→ Page text

How to evaluate your joint health and safety committee

Is your joint health and safety committee effective? B.C. employers are now required to evaluate this once a year. Here’s a tool to help. 

Photo of safety committee member writing on clipboard

Photo credit: iStock.com/Visivasnc

As of April 3, 2017, joint committees in B.C. workplaces must complete an annual written evaluation of how effectively they are working.

But employers don’t need to panic, says Tanya Steele, a safety committee trainer.

“Check out WorkSafeBC’s evaluation tool. It’s easy to use,” says Tanya. “The tool is not a test; rather, it’s a guide to help employers through this new process.”

I wrote about Tanya’s work with employers in my post Seven steps to better workplace safety meetings.

Who does the annual safety committee evaluation?

Tanya finds that employers are often confused about who is supposed to do the annual safety committee evaluation. The evaluation has to be filled out by the safety committee’s co-chairs (or members of the joint committee designated by the co-chairs), the employer, or a person the employer designates (such as a consultant or another worker). If it is done by anyone other than the co-chairs, the person(s) doing the evaluation have to consult with the co-chairs (or their designates) on certain issues.

What’s involved in the evaluation?

WorkSafeBC’s evaluation tool comes as a fillable Word document. In it are a series of questions where you check off answers (most questions are the Yes/No type). You’re also welcome to do the evaluation without the tool, as long as the evaluation meets the requirements.

The evaluation should also be supported by other documents, including committee meeting minutes, training records for committee members, incident reports, and notes from conversations with workers.

However you do it, completing the evaluation can be very educational. It can help identify areas where your safety committee is doing well, not just the areas you need to work on.

More changes for safety committees

See Changes for joint health and safety committees for the full details of what has changed. Here’s my summary.

Joint health and safety committee member training: New safety committee members must complete 8 hours of training within the first 6 months on the committee. This training is in addition to the existing 8 hours of training members are entitled to each year.

Role of safety committee members in an employer incident investigation: “They have the right to assist the investigator with gathering information, analyzing that information, and identifying corrective actions,” according to page 12 of WorkSafe Magazine March/April 2017.

You may also want to check out these other joint committee resources.

Safety committees play such an important role. Workers need to know their employers care about keeping them safe.

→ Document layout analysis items
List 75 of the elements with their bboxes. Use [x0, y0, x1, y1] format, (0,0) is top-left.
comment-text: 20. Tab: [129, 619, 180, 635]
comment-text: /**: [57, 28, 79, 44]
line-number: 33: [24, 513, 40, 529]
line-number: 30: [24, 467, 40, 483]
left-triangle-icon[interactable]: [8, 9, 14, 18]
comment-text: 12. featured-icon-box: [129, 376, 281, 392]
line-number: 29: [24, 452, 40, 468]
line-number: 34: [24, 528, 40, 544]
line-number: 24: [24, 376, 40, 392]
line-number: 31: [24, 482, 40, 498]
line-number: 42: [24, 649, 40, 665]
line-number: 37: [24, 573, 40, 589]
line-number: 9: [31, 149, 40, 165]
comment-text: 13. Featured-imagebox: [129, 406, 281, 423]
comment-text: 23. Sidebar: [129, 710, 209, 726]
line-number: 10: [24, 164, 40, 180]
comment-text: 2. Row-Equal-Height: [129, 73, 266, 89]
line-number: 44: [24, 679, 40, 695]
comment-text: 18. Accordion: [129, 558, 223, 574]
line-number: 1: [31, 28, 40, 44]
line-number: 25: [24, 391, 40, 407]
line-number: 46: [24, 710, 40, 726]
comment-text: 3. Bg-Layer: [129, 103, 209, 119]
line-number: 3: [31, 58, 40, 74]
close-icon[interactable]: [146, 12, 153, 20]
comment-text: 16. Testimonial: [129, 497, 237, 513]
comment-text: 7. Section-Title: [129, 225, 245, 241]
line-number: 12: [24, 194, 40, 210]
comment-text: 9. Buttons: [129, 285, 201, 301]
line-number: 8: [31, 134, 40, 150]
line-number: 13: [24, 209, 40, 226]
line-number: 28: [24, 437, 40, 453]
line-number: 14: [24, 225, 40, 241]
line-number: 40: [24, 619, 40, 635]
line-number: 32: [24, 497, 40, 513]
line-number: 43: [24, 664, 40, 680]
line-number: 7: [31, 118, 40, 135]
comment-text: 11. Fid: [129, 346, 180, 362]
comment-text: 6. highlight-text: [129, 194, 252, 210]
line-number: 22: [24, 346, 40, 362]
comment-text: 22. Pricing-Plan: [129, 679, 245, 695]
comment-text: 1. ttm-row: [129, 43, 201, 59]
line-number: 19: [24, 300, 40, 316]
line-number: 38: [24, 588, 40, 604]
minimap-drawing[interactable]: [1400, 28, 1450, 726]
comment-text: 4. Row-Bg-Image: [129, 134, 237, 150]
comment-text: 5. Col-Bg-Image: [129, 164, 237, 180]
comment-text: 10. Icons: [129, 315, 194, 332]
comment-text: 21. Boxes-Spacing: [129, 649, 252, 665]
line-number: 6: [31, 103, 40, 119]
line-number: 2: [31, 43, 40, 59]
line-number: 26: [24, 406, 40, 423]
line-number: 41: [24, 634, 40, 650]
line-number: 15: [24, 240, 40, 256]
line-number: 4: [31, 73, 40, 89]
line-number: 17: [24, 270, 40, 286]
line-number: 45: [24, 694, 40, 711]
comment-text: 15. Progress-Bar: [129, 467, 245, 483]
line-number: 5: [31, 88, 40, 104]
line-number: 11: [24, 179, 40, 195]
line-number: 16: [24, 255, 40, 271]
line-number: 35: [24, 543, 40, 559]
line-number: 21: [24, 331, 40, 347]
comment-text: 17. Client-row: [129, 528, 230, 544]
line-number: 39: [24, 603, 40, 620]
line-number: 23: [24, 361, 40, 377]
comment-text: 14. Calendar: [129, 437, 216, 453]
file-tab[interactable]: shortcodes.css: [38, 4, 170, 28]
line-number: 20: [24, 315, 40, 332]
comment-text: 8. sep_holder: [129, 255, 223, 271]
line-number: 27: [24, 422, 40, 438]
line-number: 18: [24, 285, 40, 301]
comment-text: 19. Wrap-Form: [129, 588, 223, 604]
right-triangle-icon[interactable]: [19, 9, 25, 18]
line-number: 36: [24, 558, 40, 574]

→ Problem 1
In the safety committee evaluation article, as of what date must joint committees in B.C. workplaces complete an annual written evaluation?
→ Problem 2
Which documents does the safety committee evaluation article say should support the evaluation? List every one.
→ Problem 3
Rewrite the safety committee evaluation article starting with "The evaluation should" and going on through "conversations with workers.", replacing "incident reports" with "accident reports".

→ Your response 1
April 3, 2017.

→ Your response 2
- Committee meeting minutes
- Training records for committee members
- Incident reports
- Notes from conversations with workers

→ Your response 3
The evaluation should also be supported by other documents, including committee meeting minutes, training records for committee members, accident reports, and notes from conversations with workers.